• AANGELEVERDE TEKST:
Controversieel of niet, that's the question
"Wij gaan discussiëren met een minister [minister Beel van Binnenlandse Zaken], die demissionair is. Men dient zich nu af te vragen, wat de betekenis van een dergelijke discussie is. Als er over deze zaak wordt gediscussieerd, zal er wellicht de een of andere conclusie worden getrokken. De mogelijkheid bestaat, dat er vanuit de Kamer een conclusie of een motie zal komen, en dan behandelen wij die conclusie of die motie met een demissionaire minister. Welke betekenis kan dit hebben?"
Dat vroeg VVD-leider prof. Oud zich af op 3 juli 1956 in een ordedebat over de behandeling van de regeringsnota over de positie van burgemeester Schokking van Den Haag. De zaak betrof de betrokkenheid van Schokking, in zijn hoedanigheid van burgemeester van Hazerswoude tijdens de bezettingsjaren, bij de overlevering aan de Duitsers van een joodse familie. Bijkomende complicatie was dat Beel niet alleen demissionair was, maar toch al - vanwege zijn benoeming in een commissie die de Greet Hofmansaffaire moest helpen oplossen - per 7 juli zou opstappen.

• AANGELEVERDE GEGEVENS:
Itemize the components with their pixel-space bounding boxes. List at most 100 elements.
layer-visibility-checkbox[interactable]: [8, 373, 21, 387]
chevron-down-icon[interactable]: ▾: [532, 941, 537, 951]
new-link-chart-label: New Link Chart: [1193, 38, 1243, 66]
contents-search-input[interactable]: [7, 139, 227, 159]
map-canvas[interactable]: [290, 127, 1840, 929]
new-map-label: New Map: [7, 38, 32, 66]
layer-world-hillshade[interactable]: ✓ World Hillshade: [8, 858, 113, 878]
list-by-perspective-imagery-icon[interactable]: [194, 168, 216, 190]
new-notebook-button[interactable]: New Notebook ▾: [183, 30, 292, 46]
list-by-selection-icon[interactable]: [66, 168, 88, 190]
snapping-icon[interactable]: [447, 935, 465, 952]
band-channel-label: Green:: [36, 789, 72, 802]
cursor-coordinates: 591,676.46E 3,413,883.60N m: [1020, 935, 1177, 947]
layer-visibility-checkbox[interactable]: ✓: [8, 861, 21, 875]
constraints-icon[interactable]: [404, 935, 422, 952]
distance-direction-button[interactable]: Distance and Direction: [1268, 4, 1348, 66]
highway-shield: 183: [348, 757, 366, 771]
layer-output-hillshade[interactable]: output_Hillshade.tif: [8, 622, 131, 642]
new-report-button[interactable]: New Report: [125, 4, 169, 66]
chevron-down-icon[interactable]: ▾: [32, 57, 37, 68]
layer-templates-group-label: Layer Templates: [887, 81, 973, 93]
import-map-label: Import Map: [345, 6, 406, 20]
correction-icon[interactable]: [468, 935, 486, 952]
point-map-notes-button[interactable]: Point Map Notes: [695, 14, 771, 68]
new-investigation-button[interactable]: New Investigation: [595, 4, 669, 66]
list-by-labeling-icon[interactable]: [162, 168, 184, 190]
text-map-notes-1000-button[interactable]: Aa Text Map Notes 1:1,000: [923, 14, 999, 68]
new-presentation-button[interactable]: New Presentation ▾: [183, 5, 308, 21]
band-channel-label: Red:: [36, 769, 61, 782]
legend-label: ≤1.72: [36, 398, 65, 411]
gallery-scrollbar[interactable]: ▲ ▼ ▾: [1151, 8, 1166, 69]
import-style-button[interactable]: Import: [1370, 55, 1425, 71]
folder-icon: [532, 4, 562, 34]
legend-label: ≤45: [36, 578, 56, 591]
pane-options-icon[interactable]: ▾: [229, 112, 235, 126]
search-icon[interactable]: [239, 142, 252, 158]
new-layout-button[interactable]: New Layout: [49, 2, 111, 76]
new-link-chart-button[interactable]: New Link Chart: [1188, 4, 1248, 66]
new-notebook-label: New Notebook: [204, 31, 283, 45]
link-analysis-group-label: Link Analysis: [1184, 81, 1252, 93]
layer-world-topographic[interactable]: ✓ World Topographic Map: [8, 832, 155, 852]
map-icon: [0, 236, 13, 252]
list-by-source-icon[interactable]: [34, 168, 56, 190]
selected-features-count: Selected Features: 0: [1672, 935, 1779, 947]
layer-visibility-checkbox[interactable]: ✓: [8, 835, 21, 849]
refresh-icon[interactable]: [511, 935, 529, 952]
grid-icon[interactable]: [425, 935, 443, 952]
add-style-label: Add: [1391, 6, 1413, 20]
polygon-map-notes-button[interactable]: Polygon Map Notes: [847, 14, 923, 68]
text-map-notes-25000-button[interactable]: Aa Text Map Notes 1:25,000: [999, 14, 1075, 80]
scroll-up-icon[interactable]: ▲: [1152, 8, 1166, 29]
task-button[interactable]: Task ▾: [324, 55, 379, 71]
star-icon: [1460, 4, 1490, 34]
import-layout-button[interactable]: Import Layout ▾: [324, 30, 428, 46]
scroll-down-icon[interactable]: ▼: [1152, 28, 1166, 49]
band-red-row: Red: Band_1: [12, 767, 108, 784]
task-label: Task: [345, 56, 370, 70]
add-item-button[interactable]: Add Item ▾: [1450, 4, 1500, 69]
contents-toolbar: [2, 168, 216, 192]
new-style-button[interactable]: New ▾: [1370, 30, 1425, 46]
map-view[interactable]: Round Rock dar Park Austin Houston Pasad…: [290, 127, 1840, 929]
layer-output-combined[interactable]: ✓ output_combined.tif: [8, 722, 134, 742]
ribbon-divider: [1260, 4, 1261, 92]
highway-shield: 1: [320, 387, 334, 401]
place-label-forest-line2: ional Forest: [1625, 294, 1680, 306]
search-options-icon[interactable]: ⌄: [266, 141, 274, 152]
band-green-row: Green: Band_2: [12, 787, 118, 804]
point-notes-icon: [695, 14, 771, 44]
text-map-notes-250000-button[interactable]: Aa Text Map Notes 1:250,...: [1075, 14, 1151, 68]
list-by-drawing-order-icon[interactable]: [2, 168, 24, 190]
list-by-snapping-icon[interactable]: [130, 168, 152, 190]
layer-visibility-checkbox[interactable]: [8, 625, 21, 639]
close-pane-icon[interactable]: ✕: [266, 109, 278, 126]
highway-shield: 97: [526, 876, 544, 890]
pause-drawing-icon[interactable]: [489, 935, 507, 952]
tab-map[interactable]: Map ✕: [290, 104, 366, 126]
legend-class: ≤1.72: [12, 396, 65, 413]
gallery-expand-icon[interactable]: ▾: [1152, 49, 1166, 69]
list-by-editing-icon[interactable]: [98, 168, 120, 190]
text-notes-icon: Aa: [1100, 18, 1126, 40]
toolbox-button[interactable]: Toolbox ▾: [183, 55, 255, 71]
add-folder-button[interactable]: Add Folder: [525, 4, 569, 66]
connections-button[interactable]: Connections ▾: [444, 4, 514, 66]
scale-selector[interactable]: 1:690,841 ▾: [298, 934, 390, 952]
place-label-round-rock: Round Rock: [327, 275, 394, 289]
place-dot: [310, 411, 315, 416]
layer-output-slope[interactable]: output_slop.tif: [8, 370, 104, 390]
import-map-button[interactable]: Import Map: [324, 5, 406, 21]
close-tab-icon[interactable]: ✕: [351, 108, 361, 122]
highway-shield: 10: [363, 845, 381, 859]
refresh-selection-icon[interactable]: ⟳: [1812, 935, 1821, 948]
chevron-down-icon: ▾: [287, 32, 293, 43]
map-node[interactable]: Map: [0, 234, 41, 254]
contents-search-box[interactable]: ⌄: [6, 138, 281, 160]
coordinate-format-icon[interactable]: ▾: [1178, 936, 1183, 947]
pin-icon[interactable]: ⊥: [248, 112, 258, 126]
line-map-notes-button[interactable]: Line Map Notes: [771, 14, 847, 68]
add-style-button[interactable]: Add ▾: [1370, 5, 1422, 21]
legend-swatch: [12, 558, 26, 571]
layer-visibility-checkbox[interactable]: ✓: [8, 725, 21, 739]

• WAT JE DOET:
Beantwoord de onderstaande vragen aan de hand van de tekst over burgemeester Schokking.
1. Van welk ministerie was Beel minister?
2. Op welke datum hield prof. Oud het ordedebat?
3. Van welke plaats was Schokking tijdens de bezettingsjaren burgemeester?

• UITWERKING OPDRACHT:
1. Binnenlandse Zaken
2. 3 juli 1956
3. Hazerswoude